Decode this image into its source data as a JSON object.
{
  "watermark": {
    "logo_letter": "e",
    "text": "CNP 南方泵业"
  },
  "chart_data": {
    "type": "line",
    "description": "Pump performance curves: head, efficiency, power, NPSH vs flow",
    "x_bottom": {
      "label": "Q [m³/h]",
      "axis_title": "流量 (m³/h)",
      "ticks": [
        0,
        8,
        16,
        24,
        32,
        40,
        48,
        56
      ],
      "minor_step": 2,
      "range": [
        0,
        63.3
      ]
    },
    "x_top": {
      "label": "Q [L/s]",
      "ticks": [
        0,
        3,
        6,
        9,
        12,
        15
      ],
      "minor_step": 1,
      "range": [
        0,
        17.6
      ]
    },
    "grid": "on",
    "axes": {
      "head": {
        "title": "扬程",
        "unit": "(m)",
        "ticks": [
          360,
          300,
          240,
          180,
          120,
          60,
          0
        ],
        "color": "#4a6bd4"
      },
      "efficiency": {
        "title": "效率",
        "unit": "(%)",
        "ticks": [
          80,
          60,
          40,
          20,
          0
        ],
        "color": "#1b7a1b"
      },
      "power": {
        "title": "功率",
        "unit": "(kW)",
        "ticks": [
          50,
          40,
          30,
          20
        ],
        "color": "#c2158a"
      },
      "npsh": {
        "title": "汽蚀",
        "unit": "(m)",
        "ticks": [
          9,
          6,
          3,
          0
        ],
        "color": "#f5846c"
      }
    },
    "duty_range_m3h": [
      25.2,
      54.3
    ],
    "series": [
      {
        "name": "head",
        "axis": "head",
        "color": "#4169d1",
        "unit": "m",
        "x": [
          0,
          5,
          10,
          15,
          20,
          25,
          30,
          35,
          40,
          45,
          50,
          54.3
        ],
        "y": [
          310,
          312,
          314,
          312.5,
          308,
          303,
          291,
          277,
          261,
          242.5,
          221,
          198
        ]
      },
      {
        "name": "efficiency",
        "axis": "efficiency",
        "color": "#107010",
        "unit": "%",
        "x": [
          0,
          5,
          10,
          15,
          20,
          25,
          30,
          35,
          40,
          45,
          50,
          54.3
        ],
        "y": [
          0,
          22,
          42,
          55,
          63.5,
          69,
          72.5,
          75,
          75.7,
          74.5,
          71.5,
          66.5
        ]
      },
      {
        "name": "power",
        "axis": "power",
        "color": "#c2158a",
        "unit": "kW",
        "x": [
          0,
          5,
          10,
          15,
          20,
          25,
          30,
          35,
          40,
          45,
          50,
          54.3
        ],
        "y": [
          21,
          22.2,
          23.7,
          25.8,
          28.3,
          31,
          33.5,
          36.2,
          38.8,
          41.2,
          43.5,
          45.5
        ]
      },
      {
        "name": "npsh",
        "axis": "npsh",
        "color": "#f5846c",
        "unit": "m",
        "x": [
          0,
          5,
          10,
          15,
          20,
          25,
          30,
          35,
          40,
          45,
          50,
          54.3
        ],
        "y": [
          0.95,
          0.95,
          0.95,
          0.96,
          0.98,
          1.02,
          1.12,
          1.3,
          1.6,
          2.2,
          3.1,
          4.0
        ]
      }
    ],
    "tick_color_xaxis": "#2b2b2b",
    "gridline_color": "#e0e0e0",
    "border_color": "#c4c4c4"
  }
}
☆ ☆ ☆ ☆
_WHAT THE TASK REQUIRES_.
Copy all the lines, exactly.

_RESPONSE TO THIS TASK_.
Decode this image into its source data as a JSON object.
{
  "watermark": {
    "logo_letter": "e",
    "text": "CNP 南方泵业"
  },
  "chart_data": {
    "type": "line",
    "description": "Pump performance curves: head, efficiency, power, NPSH vs flow",
    "x_bottom": {
      "label": "Q [m³/h]",
      "axis_title": "流量 (m³/h)",
      "ticks": [
        0,
        8,
        16,
        24,
        32,
        40,
        48,
        56
      ],
      "minor_step": 2,
      "range": [
        0,
        63.3
      ]
    },
    "x_top": {
      "label": "Q [L/s]",
      "ticks": [
        0,
        3,
        6,
        9,
        12,
        15
      ],
      "minor_step": 1,
      "range": [
        0,
        17.6
      ]
    },
    "grid": "on",
    "axes": {
      "head": {
        "title": "扬程",
        "unit": "(m)",
        "ticks": [
          360,
          300,
          240,
          180,
          120,
          60,
          0
        ],
        "color": "#4a6bd4"
      },
      "efficiency": {
        "title": "效率",
        "unit": "(%)",
        "ticks": [
          80,
          60,
          40,
          20,
          0
        ],
        "color": "#1b7a1b"
      },
      "power": {
        "title": "功率",
        "unit": "(kW)",
        "ticks": [
          50,
          40,
          30,
          20
        ],
        "color": "#c2158a"
      },
      "npsh": {
        "title": "汽蚀",
        "unit": "(m)",
        "ticks": [
          9,
          6,
          3,
          0
        ],
        "color": "#f5846c"
      }
    },
    "duty_range_m3h": [
      25.2,
      54.3
    ],
    "series": [
      {
        "name": "head",
        "axis": "head",
        "color": "#4169d1",
        "unit": "m",
        "x": [
          0,
          5,
          10,
          15,
          20,
          25,
          30,
          35,
          40,
          45,
          50,
          54.3
        ],
        "y": [
          310,
          312,
          314,
          312.5,
          308,
          303,
          291,
          277,
          261,
          242.5,
          221,
          198
        ]
      },
      {
        "name": "efficiency",
        "axis": "efficiency",
        "color": "#107010",
        "unit": "%",
        "x": [
          0,
          5,
          10,
          15,
          20,
          25,
          30,
          35,
          40,
          45,
          50,
          54.3
        ],
        "y": [
          0,
          22,
          42,
          55,
          63.5,
          69,
          72.5,
          75,
          75.7,
          74.5,
          71.5,
          66.5
        ]
      },
      {
        "name": "power",
        "axis": "power",
        "color": "#c2158a",
        "unit": "kW",
        "x": [
          0,
          5,
          10,
          15,
          20,
          25,
          30,
          35,
          40,
          45,
          50,
          54.3
        ],
        "y": [
          21,
          22.2,
          23.7,
          25.8,
          28.3,
          31,
          33.5,
          36.2,
          38.8,
          41.2,
          43.5,
          45.5
        ]
      },
      {
        "name": "npsh",
        "axis": "npsh",
        "color": "#f5846c",
        "unit": "m",
        "x": [
          0,
          5,
          10,
          15,
          20,
          25,
          30,
          35,
          40,
          45,
          50,
          54.3
        ],
        "y": [
          0.95,
          0.95,
          0.95,
          0.96,
          0.98,
          1.02,
          1.12,
          1.3,
          1.6,
          2.2,
          3.1,
          4.0
        ]
      }
    ],
    "tick_color_xaxis": "#2b2b2b",
    "gridline_color": "#e0e0e0",
    "border_color": "#c4c4c4"
  }
}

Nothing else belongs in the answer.